— Begin —

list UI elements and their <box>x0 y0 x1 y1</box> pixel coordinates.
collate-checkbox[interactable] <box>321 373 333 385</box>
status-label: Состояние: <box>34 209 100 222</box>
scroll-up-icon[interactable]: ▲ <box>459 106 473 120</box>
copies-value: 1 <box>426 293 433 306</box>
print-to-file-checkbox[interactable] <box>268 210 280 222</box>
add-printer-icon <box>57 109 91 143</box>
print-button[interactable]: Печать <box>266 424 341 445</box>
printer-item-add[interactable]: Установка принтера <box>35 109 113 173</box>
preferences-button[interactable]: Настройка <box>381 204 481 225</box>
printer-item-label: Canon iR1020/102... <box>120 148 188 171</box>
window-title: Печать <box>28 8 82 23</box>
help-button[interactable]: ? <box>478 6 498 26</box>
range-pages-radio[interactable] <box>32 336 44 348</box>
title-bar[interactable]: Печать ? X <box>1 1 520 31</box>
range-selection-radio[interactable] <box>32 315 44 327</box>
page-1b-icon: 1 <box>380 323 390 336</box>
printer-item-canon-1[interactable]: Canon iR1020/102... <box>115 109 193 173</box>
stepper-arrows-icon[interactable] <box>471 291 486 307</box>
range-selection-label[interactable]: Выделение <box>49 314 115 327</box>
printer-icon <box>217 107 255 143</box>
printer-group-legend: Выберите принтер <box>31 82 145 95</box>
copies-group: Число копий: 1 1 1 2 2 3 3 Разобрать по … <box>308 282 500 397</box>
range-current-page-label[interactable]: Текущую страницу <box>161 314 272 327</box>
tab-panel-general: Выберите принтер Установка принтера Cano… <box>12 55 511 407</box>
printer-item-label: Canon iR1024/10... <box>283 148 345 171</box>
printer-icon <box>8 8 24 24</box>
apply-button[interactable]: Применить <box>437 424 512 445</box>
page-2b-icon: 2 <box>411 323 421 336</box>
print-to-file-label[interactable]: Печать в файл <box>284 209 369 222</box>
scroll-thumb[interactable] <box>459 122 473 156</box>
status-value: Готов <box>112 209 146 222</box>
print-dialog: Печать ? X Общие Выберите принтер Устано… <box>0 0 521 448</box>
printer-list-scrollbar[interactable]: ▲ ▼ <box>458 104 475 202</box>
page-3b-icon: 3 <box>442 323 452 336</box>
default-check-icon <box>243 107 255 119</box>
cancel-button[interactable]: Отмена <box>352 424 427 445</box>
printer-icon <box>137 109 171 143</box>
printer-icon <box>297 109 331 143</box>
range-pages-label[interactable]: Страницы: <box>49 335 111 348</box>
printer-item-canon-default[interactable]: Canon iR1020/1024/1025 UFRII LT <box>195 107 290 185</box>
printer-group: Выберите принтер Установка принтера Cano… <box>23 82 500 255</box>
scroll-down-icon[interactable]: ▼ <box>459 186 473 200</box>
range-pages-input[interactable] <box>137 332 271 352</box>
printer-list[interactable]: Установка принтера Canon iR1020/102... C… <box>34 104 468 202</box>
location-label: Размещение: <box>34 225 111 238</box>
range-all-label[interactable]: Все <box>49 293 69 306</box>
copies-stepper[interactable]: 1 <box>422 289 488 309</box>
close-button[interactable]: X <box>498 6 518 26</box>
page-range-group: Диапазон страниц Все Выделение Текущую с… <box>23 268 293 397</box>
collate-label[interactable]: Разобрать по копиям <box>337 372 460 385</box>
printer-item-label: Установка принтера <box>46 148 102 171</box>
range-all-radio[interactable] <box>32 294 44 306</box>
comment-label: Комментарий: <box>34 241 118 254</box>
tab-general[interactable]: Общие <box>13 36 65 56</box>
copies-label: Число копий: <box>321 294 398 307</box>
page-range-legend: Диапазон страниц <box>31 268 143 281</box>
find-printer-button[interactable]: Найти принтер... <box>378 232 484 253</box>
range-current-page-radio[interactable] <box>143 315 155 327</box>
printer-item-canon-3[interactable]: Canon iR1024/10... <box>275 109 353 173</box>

— End —
— Begin —

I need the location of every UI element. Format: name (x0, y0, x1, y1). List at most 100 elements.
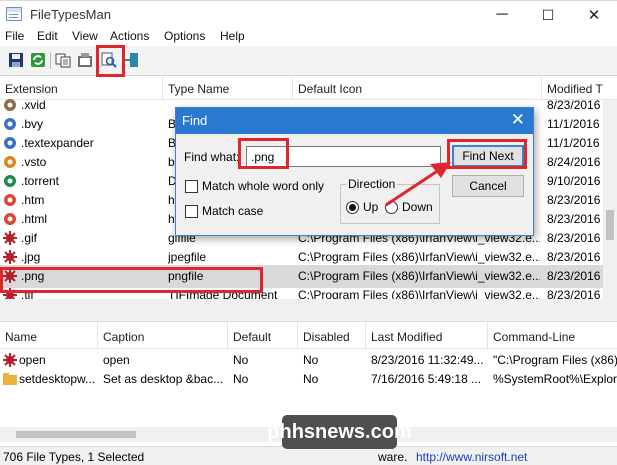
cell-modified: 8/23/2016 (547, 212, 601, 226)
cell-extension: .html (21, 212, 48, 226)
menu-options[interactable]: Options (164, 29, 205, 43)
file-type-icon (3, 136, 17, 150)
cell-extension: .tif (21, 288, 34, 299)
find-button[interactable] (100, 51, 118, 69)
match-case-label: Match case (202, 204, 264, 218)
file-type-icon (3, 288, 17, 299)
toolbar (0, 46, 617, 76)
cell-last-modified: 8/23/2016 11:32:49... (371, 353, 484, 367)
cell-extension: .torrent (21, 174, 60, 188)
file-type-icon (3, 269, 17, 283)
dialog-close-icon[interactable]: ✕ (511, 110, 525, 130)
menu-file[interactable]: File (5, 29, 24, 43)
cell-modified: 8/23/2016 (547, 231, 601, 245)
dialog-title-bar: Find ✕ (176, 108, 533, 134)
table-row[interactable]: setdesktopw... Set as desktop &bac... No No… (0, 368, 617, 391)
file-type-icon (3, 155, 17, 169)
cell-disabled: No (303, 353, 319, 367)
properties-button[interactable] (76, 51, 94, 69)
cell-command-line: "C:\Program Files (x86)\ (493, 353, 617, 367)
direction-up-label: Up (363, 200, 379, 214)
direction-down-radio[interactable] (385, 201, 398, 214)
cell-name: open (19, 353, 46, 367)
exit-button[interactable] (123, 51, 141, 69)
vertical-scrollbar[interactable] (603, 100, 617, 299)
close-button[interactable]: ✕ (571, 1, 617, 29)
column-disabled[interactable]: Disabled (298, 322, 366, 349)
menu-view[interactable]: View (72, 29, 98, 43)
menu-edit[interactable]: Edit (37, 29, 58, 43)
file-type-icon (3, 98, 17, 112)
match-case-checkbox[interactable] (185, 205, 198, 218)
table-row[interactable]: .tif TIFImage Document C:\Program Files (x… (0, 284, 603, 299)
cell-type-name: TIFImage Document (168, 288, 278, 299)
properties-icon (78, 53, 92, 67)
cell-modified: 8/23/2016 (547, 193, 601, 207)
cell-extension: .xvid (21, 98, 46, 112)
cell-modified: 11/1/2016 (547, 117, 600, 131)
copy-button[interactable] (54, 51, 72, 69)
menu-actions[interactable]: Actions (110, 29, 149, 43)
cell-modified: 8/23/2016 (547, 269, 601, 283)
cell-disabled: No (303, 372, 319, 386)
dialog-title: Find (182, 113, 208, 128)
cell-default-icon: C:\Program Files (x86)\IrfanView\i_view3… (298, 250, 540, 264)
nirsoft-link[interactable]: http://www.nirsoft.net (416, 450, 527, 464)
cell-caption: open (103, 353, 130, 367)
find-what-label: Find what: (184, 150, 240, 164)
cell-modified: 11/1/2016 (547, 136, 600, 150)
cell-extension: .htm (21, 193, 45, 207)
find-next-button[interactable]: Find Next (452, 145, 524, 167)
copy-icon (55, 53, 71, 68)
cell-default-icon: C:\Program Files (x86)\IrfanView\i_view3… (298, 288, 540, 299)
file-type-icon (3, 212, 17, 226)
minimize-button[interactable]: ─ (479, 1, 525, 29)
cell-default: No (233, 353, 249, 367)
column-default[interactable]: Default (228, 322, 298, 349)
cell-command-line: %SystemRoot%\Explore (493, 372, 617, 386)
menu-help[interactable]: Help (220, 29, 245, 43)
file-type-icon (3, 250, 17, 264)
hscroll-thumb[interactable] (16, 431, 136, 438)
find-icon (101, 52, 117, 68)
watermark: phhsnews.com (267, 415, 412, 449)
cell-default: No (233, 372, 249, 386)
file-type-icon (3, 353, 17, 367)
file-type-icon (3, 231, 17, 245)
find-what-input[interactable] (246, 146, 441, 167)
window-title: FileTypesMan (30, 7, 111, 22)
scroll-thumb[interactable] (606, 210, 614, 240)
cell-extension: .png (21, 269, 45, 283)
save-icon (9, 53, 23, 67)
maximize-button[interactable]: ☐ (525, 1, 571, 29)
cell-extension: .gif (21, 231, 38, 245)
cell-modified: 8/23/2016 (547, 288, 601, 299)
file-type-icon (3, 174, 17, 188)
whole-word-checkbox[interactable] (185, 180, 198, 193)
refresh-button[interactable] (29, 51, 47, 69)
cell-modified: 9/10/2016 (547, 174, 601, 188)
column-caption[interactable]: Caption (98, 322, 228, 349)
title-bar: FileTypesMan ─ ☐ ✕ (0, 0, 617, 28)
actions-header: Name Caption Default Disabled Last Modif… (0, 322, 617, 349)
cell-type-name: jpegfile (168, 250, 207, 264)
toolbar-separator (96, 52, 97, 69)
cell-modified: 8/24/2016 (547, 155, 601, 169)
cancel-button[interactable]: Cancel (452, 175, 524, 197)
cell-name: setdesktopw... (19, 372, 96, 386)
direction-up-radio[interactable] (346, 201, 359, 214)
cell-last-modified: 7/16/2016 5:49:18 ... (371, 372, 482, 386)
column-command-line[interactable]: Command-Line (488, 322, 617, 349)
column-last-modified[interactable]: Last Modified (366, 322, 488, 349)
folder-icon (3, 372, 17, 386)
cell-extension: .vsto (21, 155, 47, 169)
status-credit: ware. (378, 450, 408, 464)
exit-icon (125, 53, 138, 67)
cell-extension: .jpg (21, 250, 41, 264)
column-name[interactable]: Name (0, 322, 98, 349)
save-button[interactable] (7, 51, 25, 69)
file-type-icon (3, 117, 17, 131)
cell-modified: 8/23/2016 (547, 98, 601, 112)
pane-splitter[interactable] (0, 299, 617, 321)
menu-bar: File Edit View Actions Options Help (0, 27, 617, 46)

— End —
— Begin —

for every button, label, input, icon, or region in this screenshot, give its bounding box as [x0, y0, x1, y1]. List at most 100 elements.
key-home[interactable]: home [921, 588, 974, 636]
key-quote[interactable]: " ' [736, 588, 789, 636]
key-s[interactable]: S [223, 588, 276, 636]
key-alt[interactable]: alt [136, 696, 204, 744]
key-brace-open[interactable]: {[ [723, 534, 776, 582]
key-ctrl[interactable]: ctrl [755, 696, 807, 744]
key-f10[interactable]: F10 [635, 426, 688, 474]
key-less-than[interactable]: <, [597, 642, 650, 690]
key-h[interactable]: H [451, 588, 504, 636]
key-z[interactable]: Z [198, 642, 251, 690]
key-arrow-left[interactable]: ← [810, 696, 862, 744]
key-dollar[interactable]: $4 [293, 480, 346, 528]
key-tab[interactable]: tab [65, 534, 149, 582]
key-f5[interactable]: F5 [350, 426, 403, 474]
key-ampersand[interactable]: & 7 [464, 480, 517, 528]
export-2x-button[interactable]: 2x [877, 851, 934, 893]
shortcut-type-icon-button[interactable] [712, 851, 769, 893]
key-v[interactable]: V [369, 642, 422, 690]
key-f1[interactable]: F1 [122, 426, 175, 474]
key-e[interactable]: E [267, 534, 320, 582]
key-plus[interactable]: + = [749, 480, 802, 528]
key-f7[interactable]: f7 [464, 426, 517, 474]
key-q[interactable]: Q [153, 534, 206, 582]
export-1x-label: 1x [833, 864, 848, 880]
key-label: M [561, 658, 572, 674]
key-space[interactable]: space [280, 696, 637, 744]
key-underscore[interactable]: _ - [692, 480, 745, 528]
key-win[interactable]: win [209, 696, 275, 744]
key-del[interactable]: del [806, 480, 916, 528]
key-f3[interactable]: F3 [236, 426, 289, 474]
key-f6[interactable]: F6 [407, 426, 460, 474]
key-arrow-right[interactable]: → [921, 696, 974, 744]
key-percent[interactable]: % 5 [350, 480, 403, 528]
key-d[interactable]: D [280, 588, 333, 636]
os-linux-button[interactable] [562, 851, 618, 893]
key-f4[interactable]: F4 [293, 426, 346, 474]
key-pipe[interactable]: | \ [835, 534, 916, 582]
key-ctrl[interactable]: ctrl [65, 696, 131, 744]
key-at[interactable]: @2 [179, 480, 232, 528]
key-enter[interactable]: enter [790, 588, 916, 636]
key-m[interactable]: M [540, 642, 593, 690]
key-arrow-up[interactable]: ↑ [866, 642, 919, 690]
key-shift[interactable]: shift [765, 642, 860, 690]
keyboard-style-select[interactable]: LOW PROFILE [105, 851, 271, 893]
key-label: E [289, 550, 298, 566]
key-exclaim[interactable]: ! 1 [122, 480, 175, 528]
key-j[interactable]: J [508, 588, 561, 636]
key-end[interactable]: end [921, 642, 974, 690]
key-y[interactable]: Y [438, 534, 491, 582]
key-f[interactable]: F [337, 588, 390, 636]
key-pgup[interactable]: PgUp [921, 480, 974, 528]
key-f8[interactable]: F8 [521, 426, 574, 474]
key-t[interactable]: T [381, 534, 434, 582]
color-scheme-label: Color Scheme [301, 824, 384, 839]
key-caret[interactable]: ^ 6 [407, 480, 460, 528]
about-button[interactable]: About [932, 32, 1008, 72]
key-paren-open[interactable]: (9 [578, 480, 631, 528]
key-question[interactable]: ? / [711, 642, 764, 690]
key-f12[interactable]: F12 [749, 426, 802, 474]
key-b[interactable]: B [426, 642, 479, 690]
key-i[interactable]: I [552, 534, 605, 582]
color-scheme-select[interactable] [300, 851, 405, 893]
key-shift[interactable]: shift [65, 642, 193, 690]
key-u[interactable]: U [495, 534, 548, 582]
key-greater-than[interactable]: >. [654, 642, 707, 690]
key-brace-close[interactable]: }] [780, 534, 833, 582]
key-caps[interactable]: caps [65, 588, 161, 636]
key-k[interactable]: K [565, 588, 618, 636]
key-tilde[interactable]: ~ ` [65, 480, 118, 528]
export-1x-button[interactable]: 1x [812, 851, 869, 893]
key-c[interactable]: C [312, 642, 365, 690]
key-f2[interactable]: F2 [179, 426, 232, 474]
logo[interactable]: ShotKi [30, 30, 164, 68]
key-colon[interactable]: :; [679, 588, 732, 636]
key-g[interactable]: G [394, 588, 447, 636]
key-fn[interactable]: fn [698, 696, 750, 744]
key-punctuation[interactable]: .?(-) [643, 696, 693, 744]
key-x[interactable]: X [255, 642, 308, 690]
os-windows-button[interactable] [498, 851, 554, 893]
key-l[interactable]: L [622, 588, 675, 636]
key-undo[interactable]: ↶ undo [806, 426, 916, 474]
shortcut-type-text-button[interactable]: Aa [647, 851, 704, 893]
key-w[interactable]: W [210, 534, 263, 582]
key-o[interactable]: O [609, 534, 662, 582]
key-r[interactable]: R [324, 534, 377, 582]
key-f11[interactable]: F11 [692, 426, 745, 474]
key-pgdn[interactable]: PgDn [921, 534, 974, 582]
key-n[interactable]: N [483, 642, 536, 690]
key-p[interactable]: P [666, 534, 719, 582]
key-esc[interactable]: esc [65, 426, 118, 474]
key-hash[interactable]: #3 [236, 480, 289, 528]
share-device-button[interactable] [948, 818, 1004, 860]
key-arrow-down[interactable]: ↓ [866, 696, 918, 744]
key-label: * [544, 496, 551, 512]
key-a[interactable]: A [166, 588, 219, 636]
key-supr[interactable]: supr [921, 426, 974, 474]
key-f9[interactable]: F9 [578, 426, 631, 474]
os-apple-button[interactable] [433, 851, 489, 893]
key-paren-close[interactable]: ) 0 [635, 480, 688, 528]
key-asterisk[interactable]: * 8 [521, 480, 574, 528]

— End —

Copy the records from the line containing "list UI elements" through the line containing "preferences-button[interactable]: Настройка <box>381", keeping every character unchanged.

▶ REPLY TO THE EXERCISE:
list UI elements and their <box>x0 y0 x1 y1</box> pixel coordinates.
collate-checkbox[interactable] <box>321 373 333 385</box>
status-label: Состояние: <box>34 209 100 222</box>
scroll-up-icon[interactable]: ▲ <box>459 106 473 120</box>
copies-value: 1 <box>426 293 433 306</box>
print-to-file-checkbox[interactable] <box>268 210 280 222</box>
add-printer-icon <box>57 109 91 143</box>
print-button[interactable]: Печать <box>266 424 341 445</box>
printer-item-add[interactable]: Установка принтера <box>35 109 113 173</box>
preferences-button[interactable]: Настройка <box>381 204 481 225</box>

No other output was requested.